# Job
Which lines in the records below contain the word "diamond"? Copy each one out.

(Entries with figure data)
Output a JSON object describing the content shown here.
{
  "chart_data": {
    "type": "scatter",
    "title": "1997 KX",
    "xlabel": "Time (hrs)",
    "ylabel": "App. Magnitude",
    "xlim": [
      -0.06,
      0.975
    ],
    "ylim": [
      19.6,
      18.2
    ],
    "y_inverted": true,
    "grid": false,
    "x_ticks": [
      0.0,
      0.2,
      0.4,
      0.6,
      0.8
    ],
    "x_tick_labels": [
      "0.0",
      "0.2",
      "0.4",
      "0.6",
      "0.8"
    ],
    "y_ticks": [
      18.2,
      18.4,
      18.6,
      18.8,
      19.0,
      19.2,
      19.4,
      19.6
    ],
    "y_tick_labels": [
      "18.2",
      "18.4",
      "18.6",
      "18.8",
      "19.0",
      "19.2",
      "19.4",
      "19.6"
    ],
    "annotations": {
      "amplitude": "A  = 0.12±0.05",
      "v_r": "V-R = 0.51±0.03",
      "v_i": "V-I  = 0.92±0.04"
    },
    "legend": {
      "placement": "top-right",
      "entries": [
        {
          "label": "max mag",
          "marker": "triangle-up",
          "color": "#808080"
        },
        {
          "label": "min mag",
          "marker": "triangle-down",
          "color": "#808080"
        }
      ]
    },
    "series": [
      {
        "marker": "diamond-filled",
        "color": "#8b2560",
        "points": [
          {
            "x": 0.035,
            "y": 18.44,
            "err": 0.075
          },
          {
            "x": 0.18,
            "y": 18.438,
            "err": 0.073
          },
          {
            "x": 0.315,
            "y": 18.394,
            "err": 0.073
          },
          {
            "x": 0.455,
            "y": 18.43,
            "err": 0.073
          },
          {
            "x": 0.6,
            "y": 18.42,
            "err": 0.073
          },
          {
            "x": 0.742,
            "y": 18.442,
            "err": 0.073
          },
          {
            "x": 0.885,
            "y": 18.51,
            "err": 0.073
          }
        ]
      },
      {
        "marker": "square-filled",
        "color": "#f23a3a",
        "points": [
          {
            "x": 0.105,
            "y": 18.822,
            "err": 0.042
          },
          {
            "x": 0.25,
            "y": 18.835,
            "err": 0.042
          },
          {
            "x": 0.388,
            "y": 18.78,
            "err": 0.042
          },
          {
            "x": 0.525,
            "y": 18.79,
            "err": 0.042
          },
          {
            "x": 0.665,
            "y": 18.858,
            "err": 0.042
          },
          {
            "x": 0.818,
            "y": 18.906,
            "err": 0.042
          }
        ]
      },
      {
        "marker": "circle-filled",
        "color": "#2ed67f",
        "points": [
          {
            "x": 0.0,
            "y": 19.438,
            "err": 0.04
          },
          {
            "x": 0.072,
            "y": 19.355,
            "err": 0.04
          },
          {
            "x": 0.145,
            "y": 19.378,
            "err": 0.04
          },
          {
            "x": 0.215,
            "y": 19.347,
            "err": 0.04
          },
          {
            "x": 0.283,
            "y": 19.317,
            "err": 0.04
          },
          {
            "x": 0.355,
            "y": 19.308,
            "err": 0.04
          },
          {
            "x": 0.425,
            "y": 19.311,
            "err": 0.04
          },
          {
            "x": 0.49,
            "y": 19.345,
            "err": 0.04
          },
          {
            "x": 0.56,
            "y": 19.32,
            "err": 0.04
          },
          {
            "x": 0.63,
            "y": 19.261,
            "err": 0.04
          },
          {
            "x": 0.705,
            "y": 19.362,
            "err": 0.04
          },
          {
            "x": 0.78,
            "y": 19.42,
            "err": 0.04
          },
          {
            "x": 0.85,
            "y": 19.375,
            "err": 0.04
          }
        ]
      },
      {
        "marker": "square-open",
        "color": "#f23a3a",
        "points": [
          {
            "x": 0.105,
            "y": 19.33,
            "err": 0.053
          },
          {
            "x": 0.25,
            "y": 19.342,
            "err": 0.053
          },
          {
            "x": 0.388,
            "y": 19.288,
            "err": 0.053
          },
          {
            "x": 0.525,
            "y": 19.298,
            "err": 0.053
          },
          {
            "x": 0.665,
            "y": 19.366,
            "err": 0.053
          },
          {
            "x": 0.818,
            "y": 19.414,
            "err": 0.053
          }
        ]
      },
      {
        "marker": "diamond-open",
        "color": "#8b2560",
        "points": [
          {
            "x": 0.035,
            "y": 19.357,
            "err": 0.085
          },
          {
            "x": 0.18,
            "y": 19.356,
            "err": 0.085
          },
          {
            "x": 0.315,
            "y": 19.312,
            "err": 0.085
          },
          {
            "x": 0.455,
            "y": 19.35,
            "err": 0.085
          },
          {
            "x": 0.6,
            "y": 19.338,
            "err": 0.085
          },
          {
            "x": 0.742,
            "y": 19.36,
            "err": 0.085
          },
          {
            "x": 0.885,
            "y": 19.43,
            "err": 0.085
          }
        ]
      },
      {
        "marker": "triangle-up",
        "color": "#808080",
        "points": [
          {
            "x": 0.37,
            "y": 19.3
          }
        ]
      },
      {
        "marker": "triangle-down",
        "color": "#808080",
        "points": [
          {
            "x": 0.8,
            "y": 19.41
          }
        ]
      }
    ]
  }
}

# Response to this task
        "marker": "diamond-filled",
        "marker": "diamond-open",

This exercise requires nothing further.